What to work on
Make an exact copy of the lines, leaving the pictures out.

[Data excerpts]
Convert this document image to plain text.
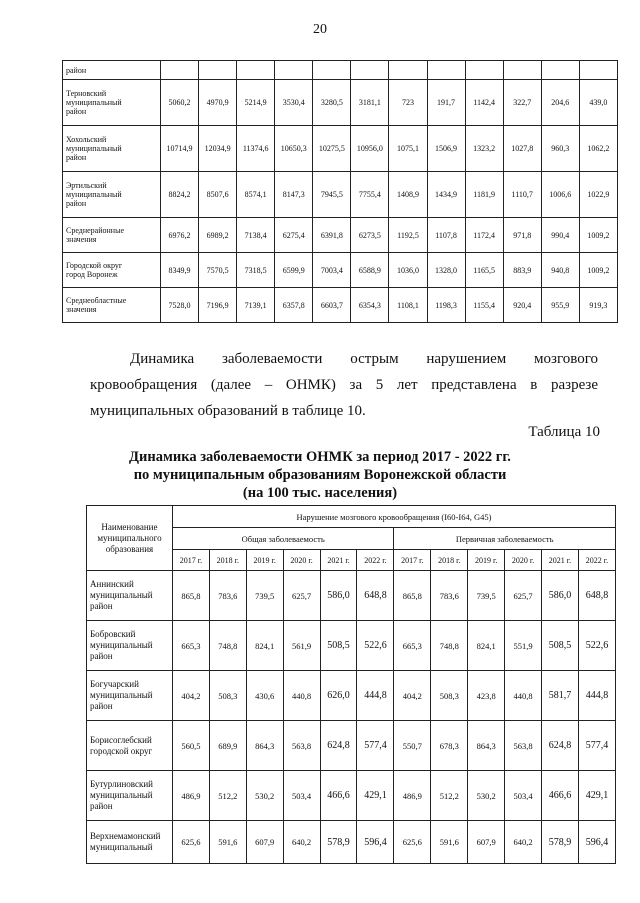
20
район												

Терновский
муниципальный
район	5060,2	4970,9	5214,9	3530,4	3280,5	3181,1	723	191,7	1142,4	322,7	204,6	439,0

Хохольский
муниципальный
район	10714,9	12034,9	11374,6	10650,3	10275,5	10956,0	1075,1	1506,9	1323,2	1027,8	960,3	1062,2

Эртильский
муниципальный
район	8824,2	8507,6	8574,1	8147,3	7945,5	7755,4	1408,9	1434,9	1181,9	1110,7	1006,6	1022,9

Среднерайонные
значения	6976,2	6989,2	7138,4	6275,4	6391,8	6273,5	1192,5	1107,8	1172,4	971,8	990,4	1009,2

Городской округ
город Воронеж	8349,9	7570,5	7318,5	6599,9	7003,4	6588,9	1036,0	1328,0	1165,5	883,9	940,8	1009,2

Среднеобластные
значения	7528,0	7196,9	7139,1	6357,8	6603,7	6354,3	1108,1	1198,3	1155,4	920,4	955,9	919,3
Динамика заболеваемости острым нарушением мозгового
кровообращения (далее – ОНМК) за 5 лет представлена в разрезе
муниципальных образований в таблице 10.
Таблица 10
Динамика заболеваемости ОНМК за период 2017 - 2022 гг.
по муниципальным образованиям Воронежской области
(на 100 тыс. населения)
Наименование
муниципального
образования	Нарушение мозгового кровообращения (I60-I64, G45)											
	Общая заболеваемость						Первичная заболеваемость					
	2017 г.	2018 г.	2019 г.	2020 г.	2021 г.	2022 г.	2017 г.	2018 г.	2019 г.	2020 г.	2021 г.	2022 г.

Аннинский
муниципальный
район	865,8	783,6	739,5	625,7	586,0	648,8	865,8	783,6	739,5	625,7	586,0	648,8

Бобровский
муниципальный
район	665,3	748,8	824,1	561,9	508,5	522,6	665,3	748,8	824,1	551,9	508,5	522,6

Богучарский
муниципальный
район	404,2	508,3	430,6	440,8	626,0	444,8	404,2	508,3	423,8	440,8	581,7	444,8

Борисоглебский
городской округ	560,5	689,9	864,3	563,8	624,8	577,4	550,7	678,3	864,3	563,8	624,8	577,4

Бутурлиновский
муниципальный
район	486,9	512,2	530,2	503,4	466,6	429,1	486,9	512,2	530,2	503,4	466,6	429,1

Верхнемамонский
муниципальный	625,6	591,6	607,9	640,2	578,9	596,4	625,6	591,6	607,9	640,2	578,9	596,4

Output
Convert this document image to plain text.
20
район												

Терновский
муниципальный
район	5060,2	4970,9	5214,9	3530,4	3280,5	3181,1	723	191,7	1142,4	322,7	204,6	439,0

Хохольский
муниципальный
район	10714,9	12034,9	11374,6	10650,3	10275,5	10956,0	1075,1	1506,9	1323,2	1027,8	960,3	1062,2

Эртильский
муниципальный
район	8824,2	8507,6	8574,1	8147,3	7945,5	7755,4	1408,9	1434,9	1181,9	1110,7	1006,6	1022,9

Среднерайонные
значения	6976,2	6989,2	7138,4	6275,4	6391,8	6273,5	1192,5	1107,8	1172,4	971,8	990,4	1009,2

Городской округ
город Воронеж	8349,9	7570,5	7318,5	6599,9	7003,4	6588,9	1036,0	1328,0	1165,5	883,9	940,8	1009,2

Среднеобластные
значения	7528,0	7196,9	7139,1	6357,8	6603,7	6354,3	1108,1	1198,3	1155,4	920,4	955,9	919,3
Динамика заболеваемости острым нарушением мозгового
кровообращения (далее – ОНМК) за 5 лет представлена в разрезе
муниципальных образований в таблице 10.
Таблица 10
Динамика заболеваемости ОНМК за период 2017 - 2022 гг.
по муниципальным образованиям Воронежской области
(на 100 тыс. населения)
Наименование
муниципального
образования	Нарушение мозгового кровообращения (I60-I64, G45)											
	Общая заболеваемость						Первичная заболеваемость					
	2017 г.	2018 г.	2019 г.	2020 г.	2021 г.	2022 г.	2017 г.	2018 г.	2019 г.	2020 г.	2021 г.	2022 г.

Аннинский
муниципальный
район	865,8	783,6	739,5	625,7	586,0	648,8	865,8	783,6	739,5	625,7	586,0	648,8

Бобровский
муниципальный
район	665,3	748,8	824,1	561,9	508,5	522,6	665,3	748,8	824,1	551,9	508,5	522,6

Богучарский
муниципальный
район	404,2	508,3	430,6	440,8	626,0	444,8	404,2	508,3	423,8	440,8	581,7	444,8

Борисоглебский
городской округ	560,5	689,9	864,3	563,8	624,8	577,4	550,7	678,3	864,3	563,8	624,8	577,4

Бутурлиновский
муниципальный
район	486,9	512,2	530,2	503,4	466,6	429,1	486,9	512,2	530,2	503,4	466,6	429,1

Верхнемамонский
муниципальный	625,6	591,6	607,9	640,2	578,9	596,4	625,6	591,6	607,9	640,2	578,9	596,4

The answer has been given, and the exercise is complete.